• **DATA TO USE**:
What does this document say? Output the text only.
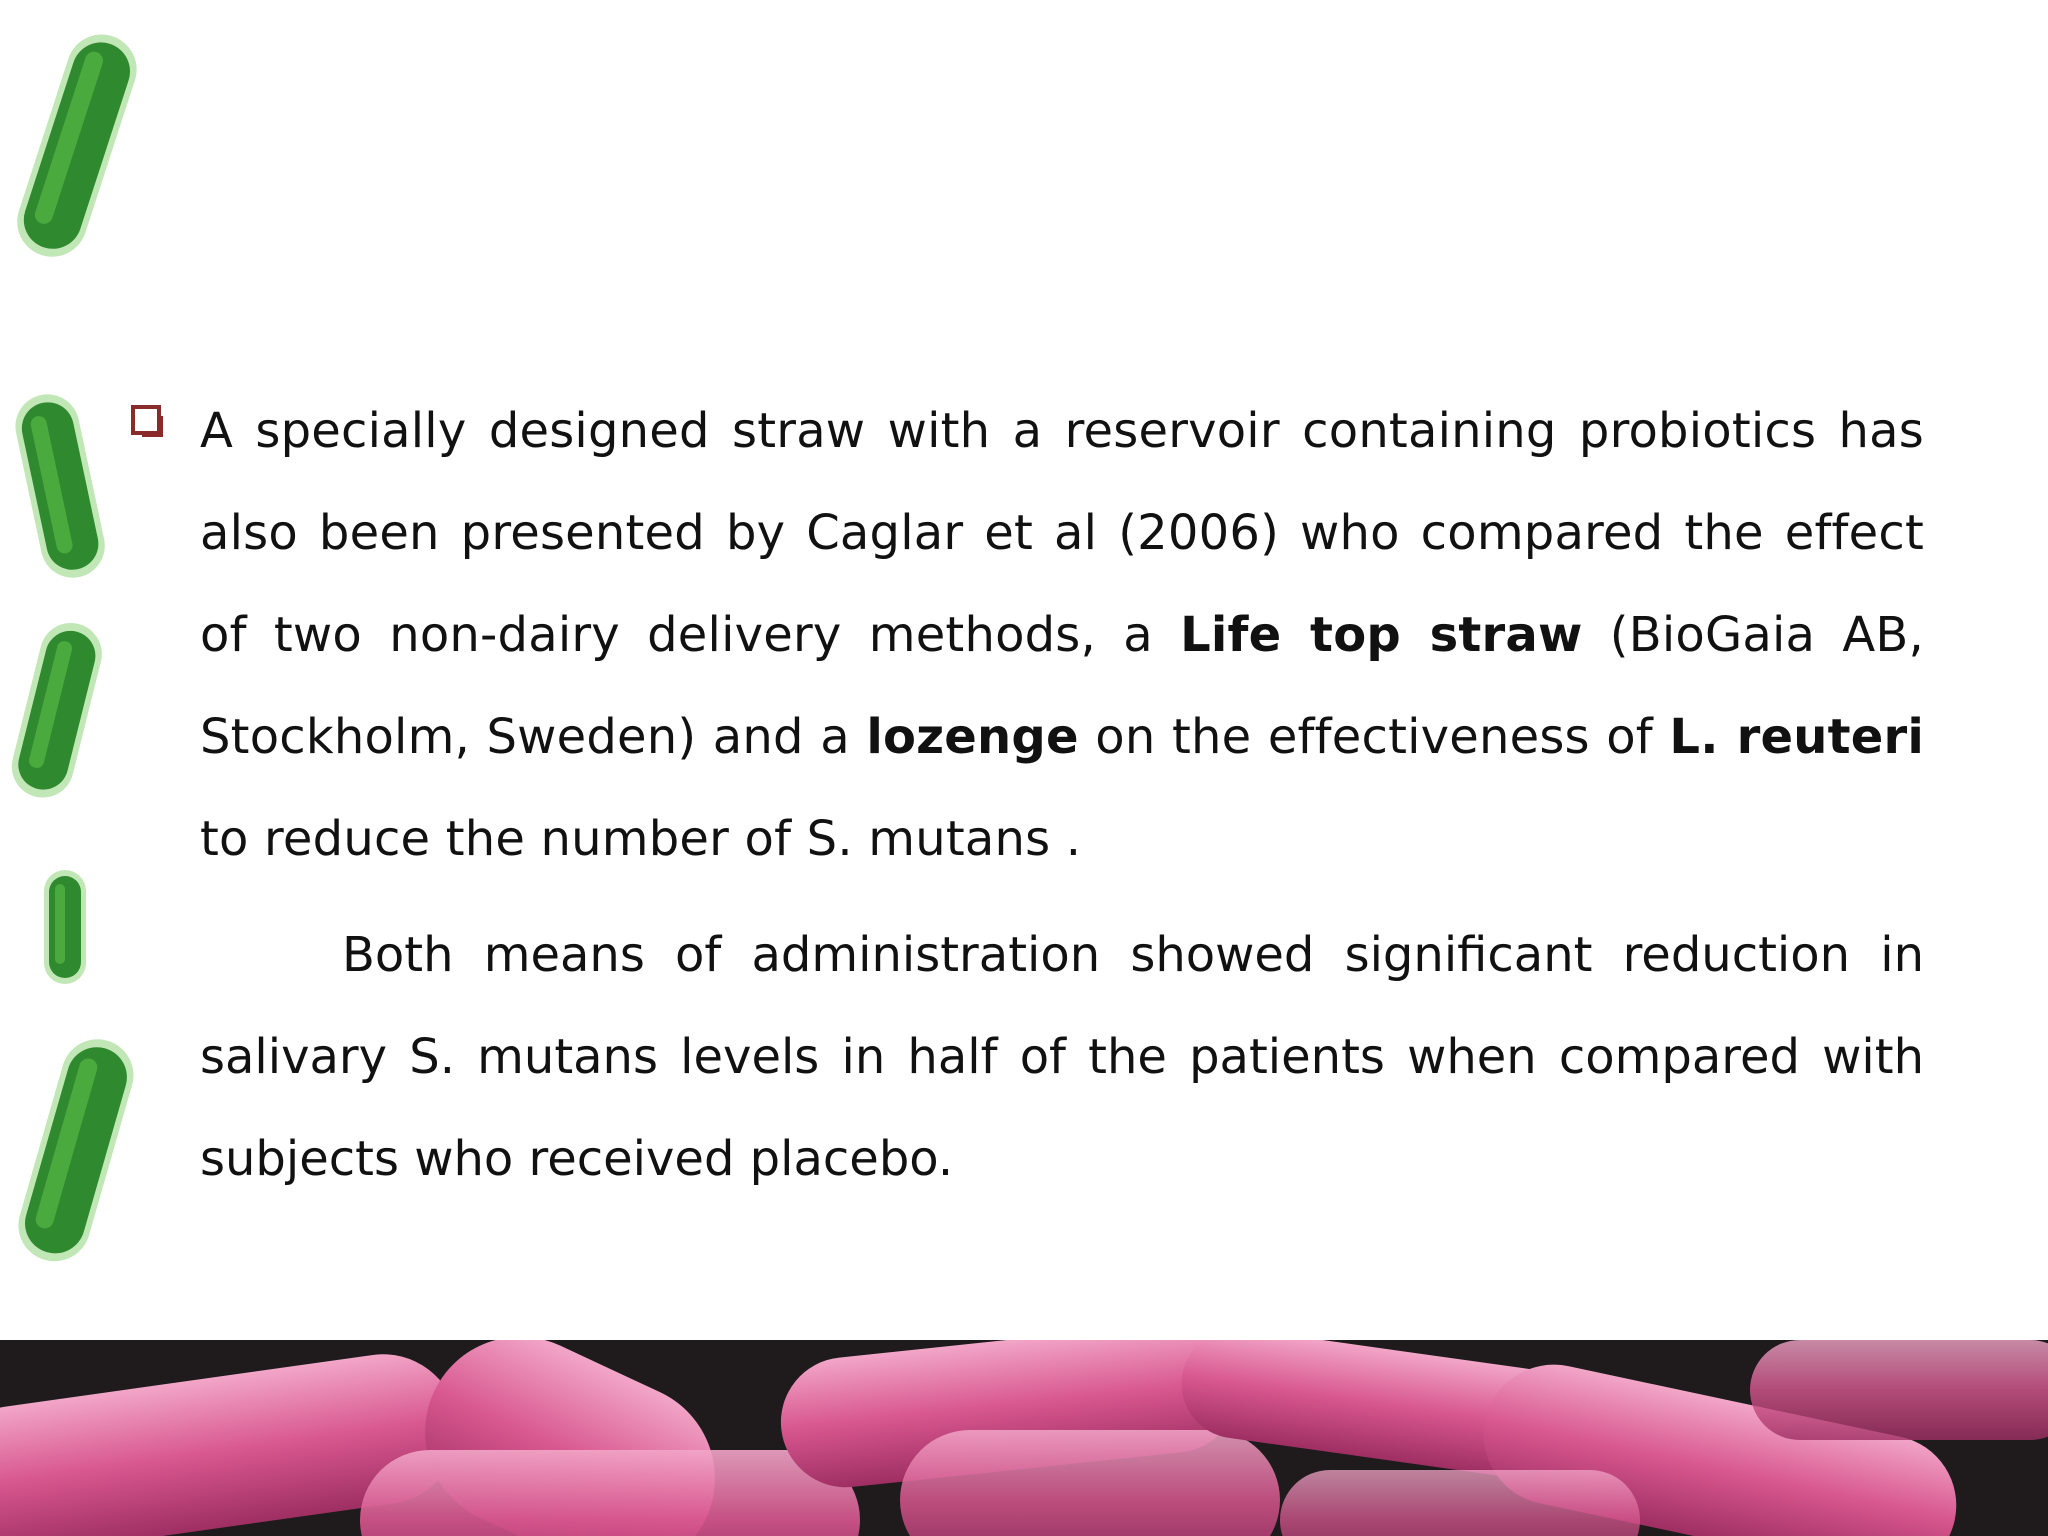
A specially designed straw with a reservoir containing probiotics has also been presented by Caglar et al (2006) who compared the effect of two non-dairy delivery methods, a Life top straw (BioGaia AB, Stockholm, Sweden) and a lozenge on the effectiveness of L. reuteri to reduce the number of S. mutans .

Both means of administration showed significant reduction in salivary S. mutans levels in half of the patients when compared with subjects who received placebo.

==

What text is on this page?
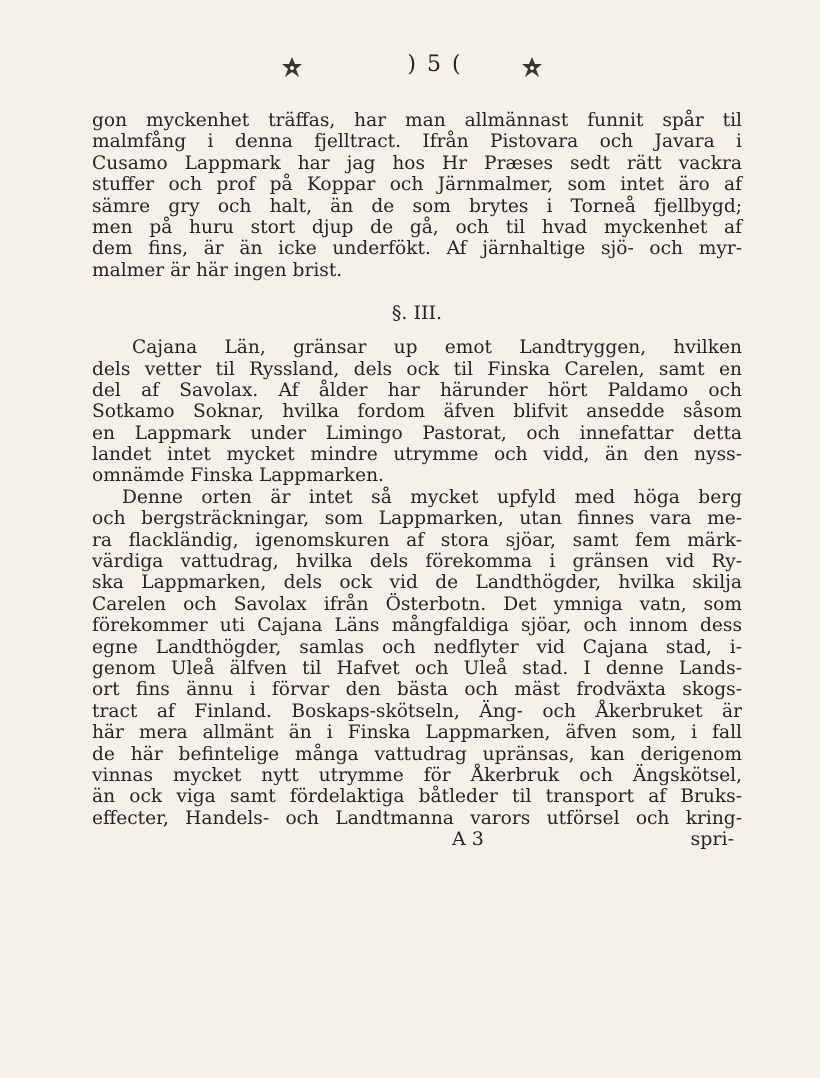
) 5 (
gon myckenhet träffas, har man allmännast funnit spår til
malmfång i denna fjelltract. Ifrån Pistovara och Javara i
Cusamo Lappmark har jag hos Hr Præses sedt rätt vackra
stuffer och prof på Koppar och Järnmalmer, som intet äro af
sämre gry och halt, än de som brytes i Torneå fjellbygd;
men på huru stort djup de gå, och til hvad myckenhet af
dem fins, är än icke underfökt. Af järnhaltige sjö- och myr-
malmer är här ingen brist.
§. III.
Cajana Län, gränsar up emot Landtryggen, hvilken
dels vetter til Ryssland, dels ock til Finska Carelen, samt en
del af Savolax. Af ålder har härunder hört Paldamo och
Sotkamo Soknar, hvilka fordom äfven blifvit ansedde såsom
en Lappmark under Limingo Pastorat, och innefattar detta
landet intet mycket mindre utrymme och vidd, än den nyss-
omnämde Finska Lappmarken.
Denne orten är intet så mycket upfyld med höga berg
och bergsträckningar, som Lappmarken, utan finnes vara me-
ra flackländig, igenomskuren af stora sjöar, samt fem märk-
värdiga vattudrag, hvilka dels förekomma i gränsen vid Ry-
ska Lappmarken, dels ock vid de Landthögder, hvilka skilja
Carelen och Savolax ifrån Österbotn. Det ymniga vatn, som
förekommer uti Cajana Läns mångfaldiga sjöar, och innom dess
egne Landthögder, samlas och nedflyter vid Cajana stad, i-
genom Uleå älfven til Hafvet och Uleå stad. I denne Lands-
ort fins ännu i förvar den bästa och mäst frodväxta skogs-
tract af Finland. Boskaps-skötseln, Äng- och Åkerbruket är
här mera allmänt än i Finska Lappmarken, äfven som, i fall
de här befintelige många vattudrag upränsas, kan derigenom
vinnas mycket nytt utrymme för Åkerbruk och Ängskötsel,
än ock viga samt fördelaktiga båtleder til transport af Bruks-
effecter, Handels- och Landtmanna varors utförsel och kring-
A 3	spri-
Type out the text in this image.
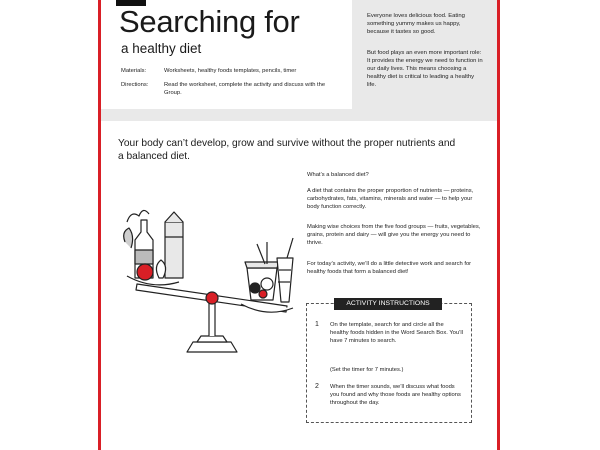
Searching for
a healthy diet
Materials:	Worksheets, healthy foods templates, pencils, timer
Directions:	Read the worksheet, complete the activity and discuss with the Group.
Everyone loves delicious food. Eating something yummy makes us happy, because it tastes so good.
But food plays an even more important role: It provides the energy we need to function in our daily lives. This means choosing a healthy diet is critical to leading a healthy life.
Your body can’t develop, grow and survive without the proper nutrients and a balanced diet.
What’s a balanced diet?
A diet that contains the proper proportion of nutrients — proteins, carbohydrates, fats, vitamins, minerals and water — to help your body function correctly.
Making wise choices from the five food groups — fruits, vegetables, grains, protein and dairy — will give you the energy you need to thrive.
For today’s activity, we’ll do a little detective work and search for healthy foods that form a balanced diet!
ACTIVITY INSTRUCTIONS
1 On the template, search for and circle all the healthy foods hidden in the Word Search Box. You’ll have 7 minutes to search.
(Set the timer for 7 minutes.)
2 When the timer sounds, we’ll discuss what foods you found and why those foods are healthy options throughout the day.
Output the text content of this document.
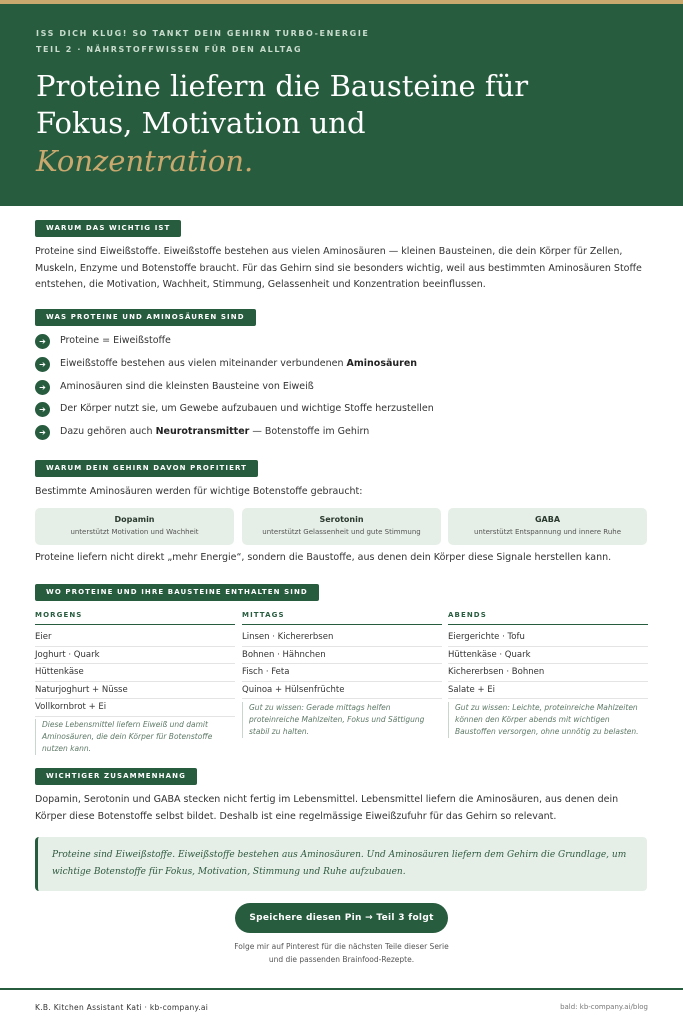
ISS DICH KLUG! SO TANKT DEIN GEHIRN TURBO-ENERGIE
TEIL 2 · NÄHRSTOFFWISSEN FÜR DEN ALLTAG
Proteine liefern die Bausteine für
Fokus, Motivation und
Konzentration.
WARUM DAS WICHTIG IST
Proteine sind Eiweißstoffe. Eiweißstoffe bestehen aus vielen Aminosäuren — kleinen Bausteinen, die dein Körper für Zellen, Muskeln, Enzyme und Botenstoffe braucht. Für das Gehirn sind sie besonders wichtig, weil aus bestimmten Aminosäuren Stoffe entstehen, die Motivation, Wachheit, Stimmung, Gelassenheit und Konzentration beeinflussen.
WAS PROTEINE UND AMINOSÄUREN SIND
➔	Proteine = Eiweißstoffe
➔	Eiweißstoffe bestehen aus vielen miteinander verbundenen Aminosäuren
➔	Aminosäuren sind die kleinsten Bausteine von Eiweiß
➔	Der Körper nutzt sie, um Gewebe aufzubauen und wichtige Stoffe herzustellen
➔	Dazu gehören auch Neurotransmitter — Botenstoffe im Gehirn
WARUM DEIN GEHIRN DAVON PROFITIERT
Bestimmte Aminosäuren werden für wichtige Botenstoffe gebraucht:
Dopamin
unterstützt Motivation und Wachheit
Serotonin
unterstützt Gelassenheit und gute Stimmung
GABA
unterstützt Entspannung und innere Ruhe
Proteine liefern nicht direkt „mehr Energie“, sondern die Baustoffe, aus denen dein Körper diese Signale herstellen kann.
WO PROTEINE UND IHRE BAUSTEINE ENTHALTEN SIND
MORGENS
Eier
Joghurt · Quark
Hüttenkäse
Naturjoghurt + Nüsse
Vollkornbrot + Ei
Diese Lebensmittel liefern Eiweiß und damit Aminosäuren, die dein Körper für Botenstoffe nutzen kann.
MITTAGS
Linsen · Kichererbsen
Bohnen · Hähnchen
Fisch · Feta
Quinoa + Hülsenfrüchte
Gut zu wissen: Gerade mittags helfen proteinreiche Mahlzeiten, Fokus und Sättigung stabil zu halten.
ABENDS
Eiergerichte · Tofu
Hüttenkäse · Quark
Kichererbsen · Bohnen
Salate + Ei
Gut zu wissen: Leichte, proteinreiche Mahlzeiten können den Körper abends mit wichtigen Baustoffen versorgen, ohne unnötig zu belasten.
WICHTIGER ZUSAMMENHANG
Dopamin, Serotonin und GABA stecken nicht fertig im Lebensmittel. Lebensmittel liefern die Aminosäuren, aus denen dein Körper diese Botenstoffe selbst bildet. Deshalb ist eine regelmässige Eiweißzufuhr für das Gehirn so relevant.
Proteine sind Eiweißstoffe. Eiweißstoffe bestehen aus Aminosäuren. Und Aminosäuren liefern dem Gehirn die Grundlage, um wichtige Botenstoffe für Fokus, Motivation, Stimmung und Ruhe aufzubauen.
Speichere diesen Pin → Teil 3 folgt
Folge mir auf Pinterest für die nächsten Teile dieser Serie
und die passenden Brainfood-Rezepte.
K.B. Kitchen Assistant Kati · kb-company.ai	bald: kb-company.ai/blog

--

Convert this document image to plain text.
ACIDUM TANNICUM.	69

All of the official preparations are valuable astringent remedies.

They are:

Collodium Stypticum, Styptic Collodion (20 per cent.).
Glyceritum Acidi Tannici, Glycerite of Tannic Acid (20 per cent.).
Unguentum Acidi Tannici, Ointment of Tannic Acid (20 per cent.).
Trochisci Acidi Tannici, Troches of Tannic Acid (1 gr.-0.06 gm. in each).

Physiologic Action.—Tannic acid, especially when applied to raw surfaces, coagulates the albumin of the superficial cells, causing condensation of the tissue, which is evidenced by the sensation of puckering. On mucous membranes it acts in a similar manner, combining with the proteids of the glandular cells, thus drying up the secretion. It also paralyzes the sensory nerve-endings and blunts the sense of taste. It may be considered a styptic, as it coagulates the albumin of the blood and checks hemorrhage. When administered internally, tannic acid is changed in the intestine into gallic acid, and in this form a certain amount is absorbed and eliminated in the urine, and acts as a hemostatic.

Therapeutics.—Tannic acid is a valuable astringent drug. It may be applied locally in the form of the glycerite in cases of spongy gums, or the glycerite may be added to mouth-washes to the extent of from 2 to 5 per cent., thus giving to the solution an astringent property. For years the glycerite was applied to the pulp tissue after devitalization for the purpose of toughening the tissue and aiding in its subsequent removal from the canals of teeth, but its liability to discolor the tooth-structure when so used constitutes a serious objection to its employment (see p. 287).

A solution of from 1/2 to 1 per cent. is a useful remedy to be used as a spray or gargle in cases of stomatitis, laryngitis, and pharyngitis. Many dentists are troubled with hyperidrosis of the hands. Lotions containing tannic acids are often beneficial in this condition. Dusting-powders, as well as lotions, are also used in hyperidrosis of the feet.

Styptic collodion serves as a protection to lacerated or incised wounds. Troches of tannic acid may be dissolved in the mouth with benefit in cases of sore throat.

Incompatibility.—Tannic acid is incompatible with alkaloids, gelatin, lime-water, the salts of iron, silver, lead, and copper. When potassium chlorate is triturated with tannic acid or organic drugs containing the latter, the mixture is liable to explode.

• **BRIEF**: Show the lines of the records that include the string "Ruhe".

• **OUTPUT FOR THIS EXERCISE**:
unterstützt Entspannung und innere Ruhe
Proteine sind Eiweißstoffe. Eiweißstoffe bestehen aus Aminosäuren. Und Aminosäuren liefern dem Gehirn die Grundlage, um wichtige Botenstoffe für Fokus, Motivation, Stimmung und Ruhe aufzubauen.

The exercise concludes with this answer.